TASK TO COMPLETE » Search the listing below for the word "Association" and copy each line that holds it.

— start LISTING —

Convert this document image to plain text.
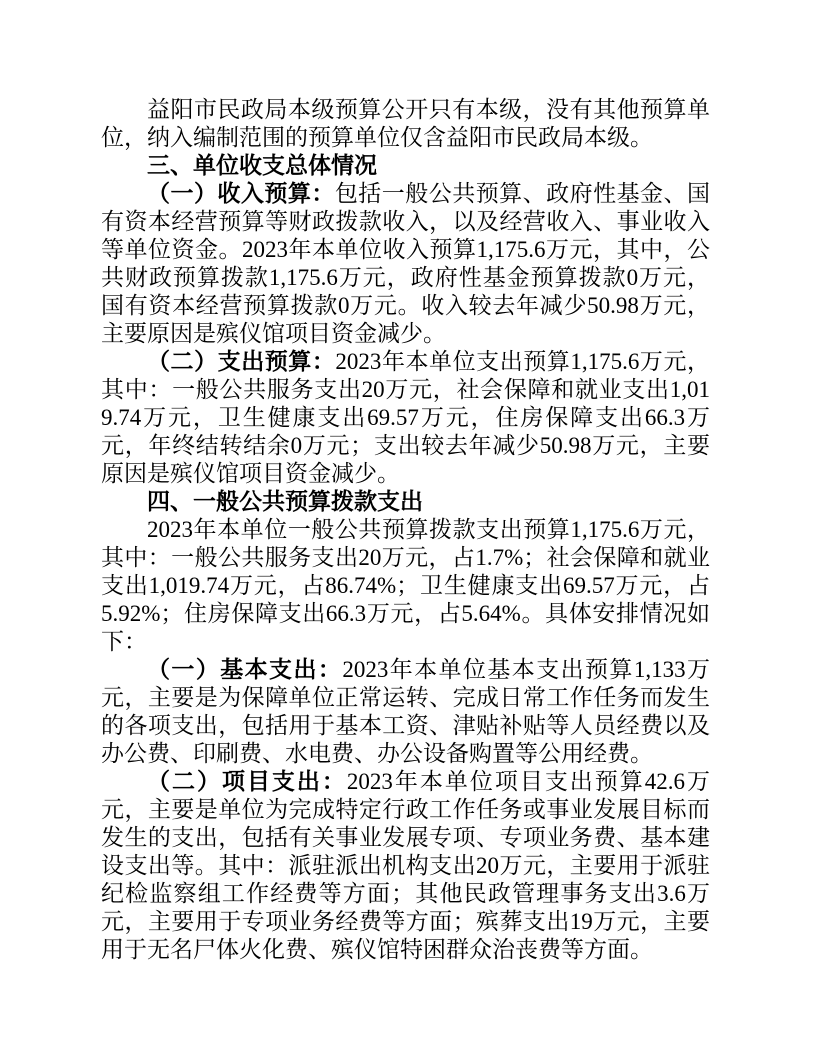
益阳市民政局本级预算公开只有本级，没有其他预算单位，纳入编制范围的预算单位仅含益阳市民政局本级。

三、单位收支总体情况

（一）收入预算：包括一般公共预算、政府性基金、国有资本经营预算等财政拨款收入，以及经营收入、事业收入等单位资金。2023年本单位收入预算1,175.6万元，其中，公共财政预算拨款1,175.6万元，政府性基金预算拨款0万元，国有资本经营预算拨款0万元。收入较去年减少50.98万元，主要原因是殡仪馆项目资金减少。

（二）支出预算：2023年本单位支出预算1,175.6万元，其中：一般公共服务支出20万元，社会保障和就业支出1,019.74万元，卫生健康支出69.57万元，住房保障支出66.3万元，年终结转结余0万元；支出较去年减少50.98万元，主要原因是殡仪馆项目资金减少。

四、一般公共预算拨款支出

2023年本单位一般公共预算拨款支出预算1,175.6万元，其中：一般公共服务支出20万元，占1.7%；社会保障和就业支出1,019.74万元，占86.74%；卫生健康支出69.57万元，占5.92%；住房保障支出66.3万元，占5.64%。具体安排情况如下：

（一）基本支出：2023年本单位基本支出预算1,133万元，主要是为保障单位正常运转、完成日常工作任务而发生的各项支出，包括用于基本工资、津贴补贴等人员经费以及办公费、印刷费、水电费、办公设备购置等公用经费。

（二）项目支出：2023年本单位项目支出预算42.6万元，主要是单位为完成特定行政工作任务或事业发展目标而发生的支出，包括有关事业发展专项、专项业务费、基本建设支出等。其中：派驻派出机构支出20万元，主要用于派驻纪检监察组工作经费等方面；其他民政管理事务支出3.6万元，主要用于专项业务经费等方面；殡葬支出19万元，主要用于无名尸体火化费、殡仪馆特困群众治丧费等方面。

— end LISTING —
— start LISTING —

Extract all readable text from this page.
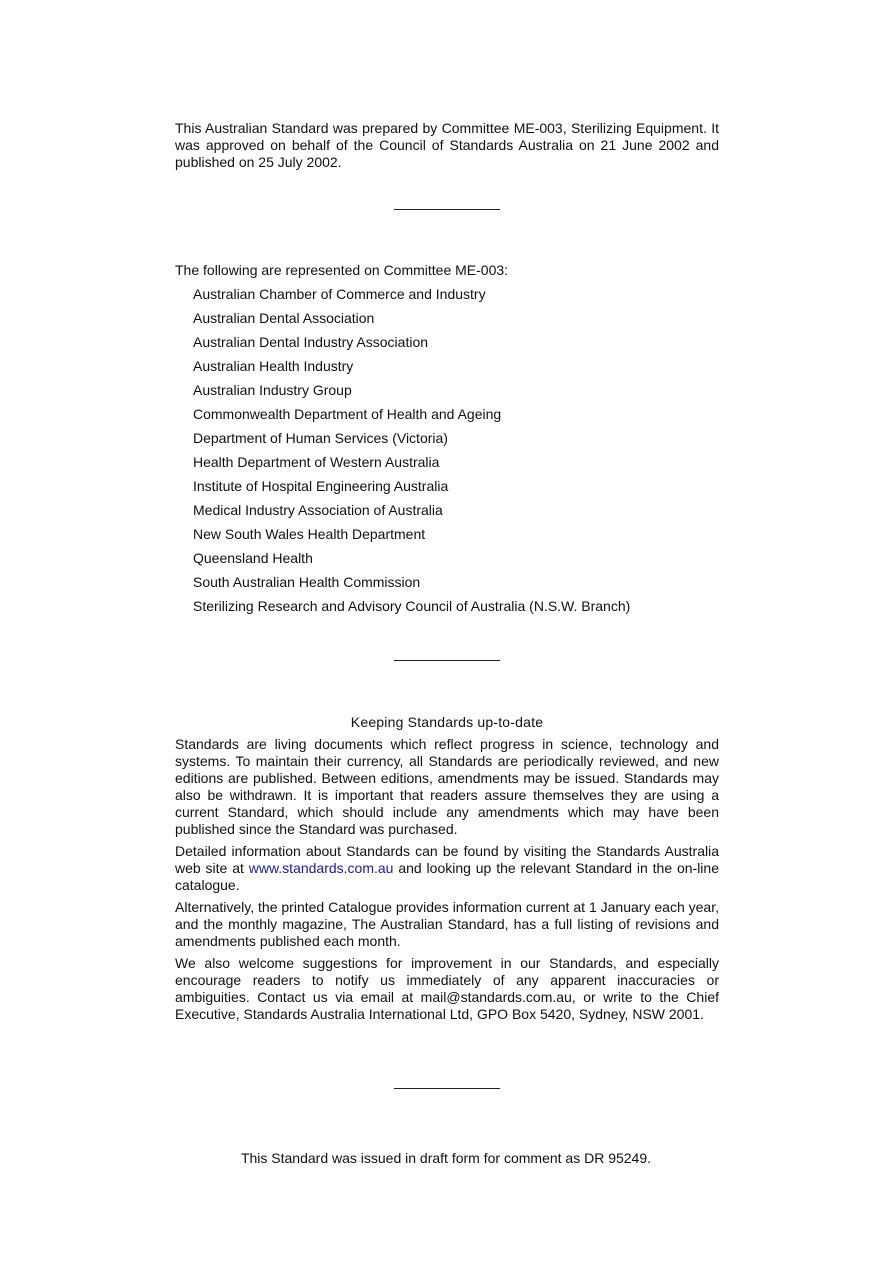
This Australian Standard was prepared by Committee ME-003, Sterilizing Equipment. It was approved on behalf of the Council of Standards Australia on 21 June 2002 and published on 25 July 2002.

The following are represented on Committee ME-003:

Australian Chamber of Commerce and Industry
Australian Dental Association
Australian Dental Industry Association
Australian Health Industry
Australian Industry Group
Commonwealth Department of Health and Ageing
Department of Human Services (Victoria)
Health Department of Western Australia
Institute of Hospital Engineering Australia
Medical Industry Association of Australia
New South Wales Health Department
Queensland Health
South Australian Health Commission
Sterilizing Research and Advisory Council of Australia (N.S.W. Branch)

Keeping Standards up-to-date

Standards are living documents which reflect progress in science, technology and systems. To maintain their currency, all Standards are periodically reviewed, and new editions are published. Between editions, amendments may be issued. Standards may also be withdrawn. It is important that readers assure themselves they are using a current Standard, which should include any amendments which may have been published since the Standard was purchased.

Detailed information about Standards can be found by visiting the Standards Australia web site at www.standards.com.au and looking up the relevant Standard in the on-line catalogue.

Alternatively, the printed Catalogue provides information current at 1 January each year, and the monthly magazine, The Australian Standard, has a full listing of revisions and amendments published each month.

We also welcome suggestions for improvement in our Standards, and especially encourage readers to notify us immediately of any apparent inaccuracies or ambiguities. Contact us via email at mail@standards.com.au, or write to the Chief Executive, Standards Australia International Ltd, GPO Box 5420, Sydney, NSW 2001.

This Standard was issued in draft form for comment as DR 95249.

— end LISTING —

RESULT OF THE EXERCISE »
Australian Dental Association
Australian Dental Industry Association
Medical Industry Association of Australia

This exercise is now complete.